- Direction:
Send back the entries below exactly as they appear.

Data excerpts:

^^^^

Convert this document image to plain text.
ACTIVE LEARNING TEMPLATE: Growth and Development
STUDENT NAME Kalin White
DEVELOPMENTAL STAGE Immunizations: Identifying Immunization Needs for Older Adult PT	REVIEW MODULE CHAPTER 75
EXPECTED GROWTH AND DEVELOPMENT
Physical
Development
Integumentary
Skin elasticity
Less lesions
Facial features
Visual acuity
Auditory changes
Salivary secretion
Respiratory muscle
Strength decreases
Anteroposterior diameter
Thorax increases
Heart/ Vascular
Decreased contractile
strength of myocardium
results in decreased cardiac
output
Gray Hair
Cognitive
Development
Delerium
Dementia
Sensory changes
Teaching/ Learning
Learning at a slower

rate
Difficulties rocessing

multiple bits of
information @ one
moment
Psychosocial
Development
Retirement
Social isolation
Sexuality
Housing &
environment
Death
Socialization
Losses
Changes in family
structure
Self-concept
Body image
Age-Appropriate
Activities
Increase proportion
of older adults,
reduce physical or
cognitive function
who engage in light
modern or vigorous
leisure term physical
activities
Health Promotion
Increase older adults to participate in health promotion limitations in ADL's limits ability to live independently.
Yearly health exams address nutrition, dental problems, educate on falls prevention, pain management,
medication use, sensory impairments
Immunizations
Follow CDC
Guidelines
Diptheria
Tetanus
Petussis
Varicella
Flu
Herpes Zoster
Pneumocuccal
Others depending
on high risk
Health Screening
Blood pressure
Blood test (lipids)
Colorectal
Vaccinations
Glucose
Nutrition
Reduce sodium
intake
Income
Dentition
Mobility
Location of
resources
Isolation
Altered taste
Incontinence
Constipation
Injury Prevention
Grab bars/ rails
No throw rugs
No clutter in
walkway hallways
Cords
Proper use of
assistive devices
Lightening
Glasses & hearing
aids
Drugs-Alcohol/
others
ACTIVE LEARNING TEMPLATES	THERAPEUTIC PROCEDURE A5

^^^^

- Finished answer:
Convert this document image to plain text.
ACTIVE LEARNING TEMPLATE: Growth and Development
STUDENT NAME Kalin White
DEVELOPMENTAL STAGE Immunizations: Identifying Immunization Needs for Older Adult PT	REVIEW MODULE CHAPTER 75
EXPECTED GROWTH AND DEVELOPMENT
Physical
Development
Integumentary
Skin elasticity
Less lesions
Facial features
Visual acuity
Auditory changes
Salivary secretion
Respiratory muscle
Strength decreases
Anteroposterior diameter
Thorax increases
Heart/ Vascular
Decreased contractile
strength of myocardium
results in decreased cardiac
output
Gray Hair
Cognitive
Development
Delerium
Dementia
Sensory changes
Teaching/ Learning
Learning at a slower

rate
Difficulties rocessing

multiple bits of
information @ one
moment
Psychosocial
Development
Retirement
Social isolation
Sexuality
Housing &
environment
Death
Socialization
Losses
Changes in family
structure
Self-concept
Body image
Age-Appropriate
Activities
Increase proportion
of older adults,
reduce physical or
cognitive function
who engage in light
modern or vigorous
leisure term physical
activities
Health Promotion
Increase older adults to participate in health promotion limitations in ADL's limits ability to live independently.
Yearly health exams address nutrition, dental problems, educate on falls prevention, pain management,
medication use, sensory impairments
Immunizations
Follow CDC
Guidelines
Diptheria
Tetanus
Petussis
Varicella
Flu
Herpes Zoster
Pneumocuccal
Others depending
on high risk
Health Screening
Blood pressure
Blood test (lipids)
Colorectal
Vaccinations
Glucose
Nutrition
Reduce sodium
intake
Income
Dentition
Mobility
Location of
resources
Isolation
Altered taste
Incontinence
Constipation
Injury Prevention
Grab bars/ rails
No throw rugs
No clutter in
walkway hallways
Cords
Proper use of
assistive devices
Lightening
Glasses & hearing
aids
Drugs-Alcohol/
others
ACTIVE LEARNING TEMPLATES	THERAPEUTIC PROCEDURE A5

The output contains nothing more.